Tally up the lines where the string "service" appears; reply with the number only.

RECORDS SUPPLIED:
****

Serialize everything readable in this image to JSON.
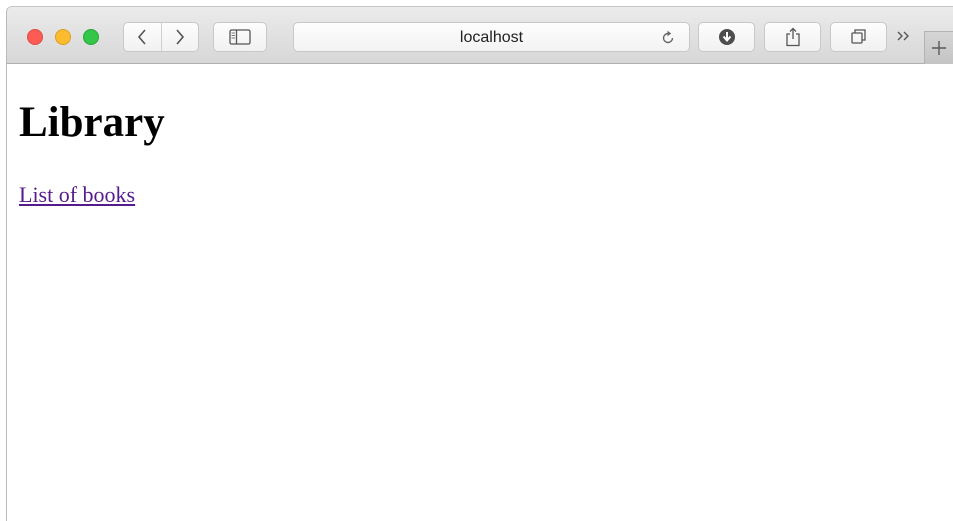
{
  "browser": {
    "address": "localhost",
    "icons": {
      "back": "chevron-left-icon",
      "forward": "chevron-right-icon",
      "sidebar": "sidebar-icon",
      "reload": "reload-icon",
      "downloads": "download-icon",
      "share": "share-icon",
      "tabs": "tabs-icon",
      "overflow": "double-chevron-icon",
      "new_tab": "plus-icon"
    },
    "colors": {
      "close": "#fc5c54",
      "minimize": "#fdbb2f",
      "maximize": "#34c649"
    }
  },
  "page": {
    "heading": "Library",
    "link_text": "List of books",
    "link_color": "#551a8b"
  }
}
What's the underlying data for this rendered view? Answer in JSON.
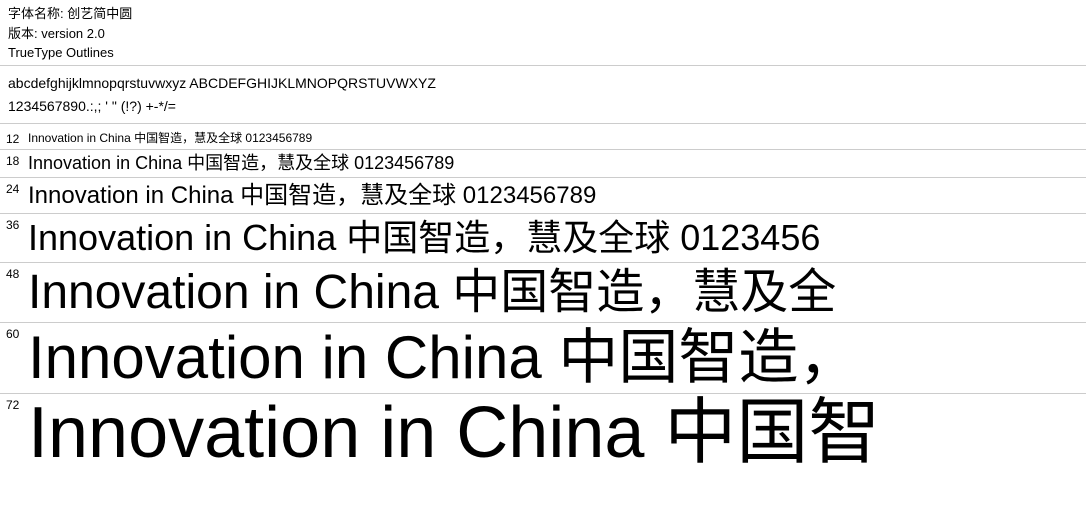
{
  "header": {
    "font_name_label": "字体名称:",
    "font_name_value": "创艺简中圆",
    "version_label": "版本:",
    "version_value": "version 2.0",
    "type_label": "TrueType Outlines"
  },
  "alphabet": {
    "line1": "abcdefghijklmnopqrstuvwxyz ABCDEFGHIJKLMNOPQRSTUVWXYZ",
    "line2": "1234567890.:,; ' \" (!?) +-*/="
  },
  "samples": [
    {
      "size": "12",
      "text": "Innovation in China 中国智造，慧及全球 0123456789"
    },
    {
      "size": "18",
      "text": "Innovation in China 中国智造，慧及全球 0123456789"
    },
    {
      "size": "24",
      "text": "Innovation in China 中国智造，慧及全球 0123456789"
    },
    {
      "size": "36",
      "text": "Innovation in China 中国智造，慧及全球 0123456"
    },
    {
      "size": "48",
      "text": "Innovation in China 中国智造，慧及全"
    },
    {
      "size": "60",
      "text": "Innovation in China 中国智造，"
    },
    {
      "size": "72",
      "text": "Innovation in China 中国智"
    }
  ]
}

****

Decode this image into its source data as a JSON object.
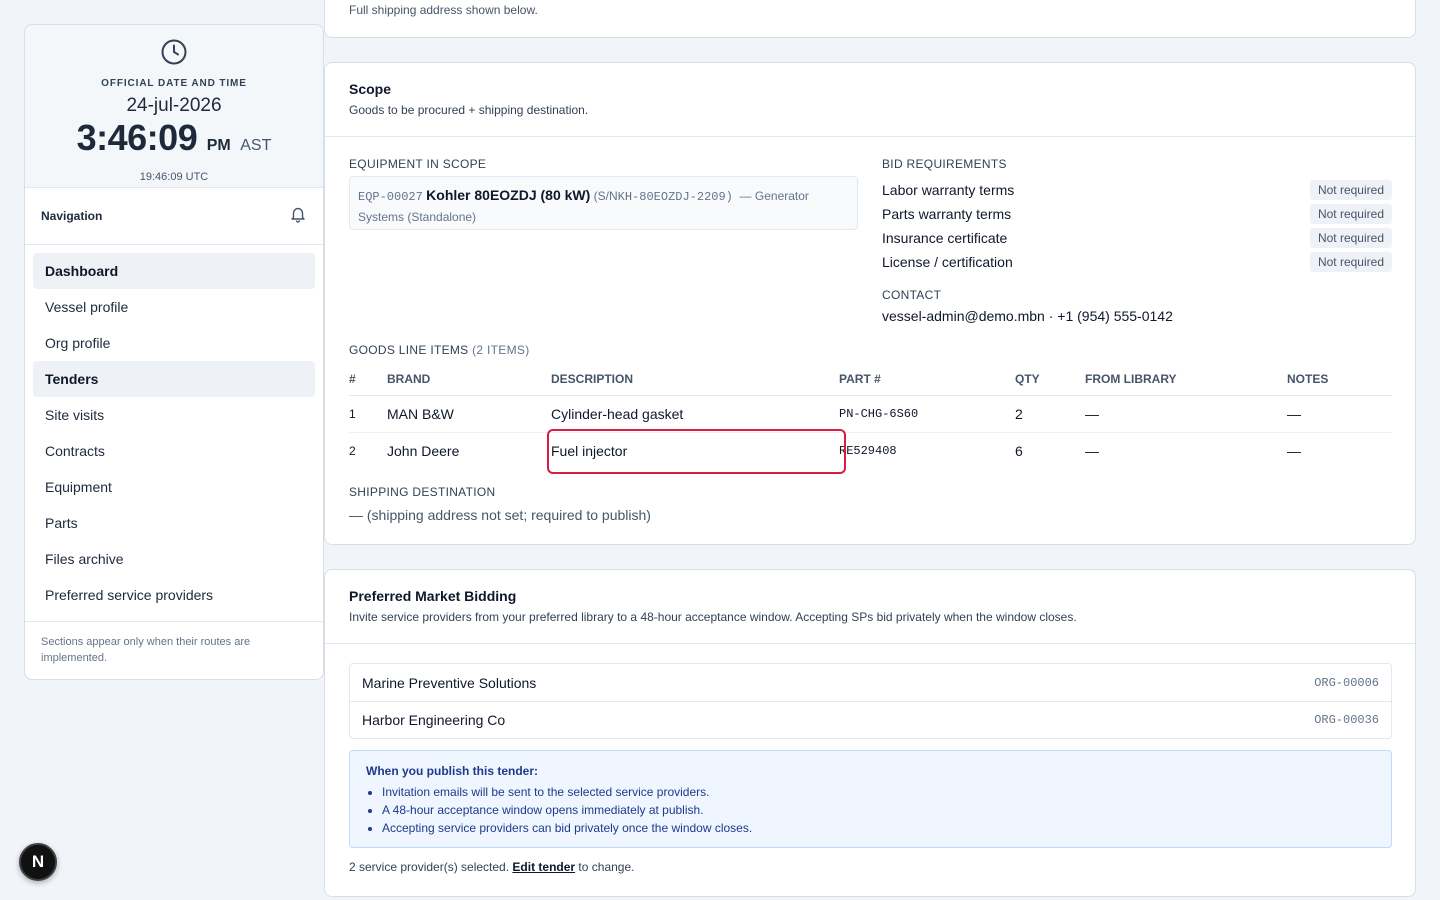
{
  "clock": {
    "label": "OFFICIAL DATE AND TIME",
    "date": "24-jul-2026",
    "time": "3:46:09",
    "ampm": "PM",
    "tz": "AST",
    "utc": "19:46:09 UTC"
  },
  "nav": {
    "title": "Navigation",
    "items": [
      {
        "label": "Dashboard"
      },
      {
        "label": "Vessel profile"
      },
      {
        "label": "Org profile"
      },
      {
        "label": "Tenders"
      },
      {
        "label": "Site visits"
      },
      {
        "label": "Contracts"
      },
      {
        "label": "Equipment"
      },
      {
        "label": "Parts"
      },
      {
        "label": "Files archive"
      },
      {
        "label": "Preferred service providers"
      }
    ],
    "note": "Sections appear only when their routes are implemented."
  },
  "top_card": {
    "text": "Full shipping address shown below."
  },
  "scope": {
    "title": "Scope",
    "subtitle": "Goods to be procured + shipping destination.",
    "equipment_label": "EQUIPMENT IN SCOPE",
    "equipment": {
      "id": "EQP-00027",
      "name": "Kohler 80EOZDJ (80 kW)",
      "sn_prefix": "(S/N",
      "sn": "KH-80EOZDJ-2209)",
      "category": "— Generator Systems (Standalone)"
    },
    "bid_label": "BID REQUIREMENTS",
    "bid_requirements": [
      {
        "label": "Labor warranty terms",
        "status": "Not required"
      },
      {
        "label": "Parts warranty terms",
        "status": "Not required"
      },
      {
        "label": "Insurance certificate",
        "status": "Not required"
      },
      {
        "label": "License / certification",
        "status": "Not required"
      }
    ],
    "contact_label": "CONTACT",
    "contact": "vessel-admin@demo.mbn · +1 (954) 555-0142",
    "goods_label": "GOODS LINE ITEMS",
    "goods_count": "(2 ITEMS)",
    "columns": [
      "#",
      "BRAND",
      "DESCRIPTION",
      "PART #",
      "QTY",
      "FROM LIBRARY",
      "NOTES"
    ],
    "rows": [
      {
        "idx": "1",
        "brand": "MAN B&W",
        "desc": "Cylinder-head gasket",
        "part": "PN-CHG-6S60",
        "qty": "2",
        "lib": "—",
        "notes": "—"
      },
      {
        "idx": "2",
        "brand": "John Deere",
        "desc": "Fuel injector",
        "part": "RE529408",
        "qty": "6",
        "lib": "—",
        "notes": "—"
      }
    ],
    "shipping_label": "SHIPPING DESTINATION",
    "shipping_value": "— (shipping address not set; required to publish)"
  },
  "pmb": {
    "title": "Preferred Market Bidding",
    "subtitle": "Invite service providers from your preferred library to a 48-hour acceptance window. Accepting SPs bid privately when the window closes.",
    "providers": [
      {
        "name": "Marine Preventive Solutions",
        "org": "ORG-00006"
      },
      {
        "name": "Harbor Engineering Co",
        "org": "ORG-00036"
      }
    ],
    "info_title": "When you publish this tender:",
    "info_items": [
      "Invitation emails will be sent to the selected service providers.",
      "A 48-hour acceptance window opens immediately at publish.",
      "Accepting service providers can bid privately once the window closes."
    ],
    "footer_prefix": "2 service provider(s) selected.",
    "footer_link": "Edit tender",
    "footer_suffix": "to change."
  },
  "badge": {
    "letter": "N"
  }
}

****

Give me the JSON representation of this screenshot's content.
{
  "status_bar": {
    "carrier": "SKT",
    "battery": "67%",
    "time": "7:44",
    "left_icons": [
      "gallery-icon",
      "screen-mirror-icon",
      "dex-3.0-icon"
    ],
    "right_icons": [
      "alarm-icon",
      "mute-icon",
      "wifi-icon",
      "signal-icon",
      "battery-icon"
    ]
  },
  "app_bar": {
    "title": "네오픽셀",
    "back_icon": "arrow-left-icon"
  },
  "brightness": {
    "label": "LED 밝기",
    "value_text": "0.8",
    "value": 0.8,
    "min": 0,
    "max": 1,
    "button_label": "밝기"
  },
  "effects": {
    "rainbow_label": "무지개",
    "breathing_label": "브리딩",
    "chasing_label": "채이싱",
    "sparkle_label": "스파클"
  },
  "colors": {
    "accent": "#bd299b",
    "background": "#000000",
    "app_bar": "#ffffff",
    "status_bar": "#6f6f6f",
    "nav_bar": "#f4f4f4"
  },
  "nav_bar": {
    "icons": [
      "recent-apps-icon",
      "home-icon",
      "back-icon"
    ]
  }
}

****

ANSWER BELOW: 5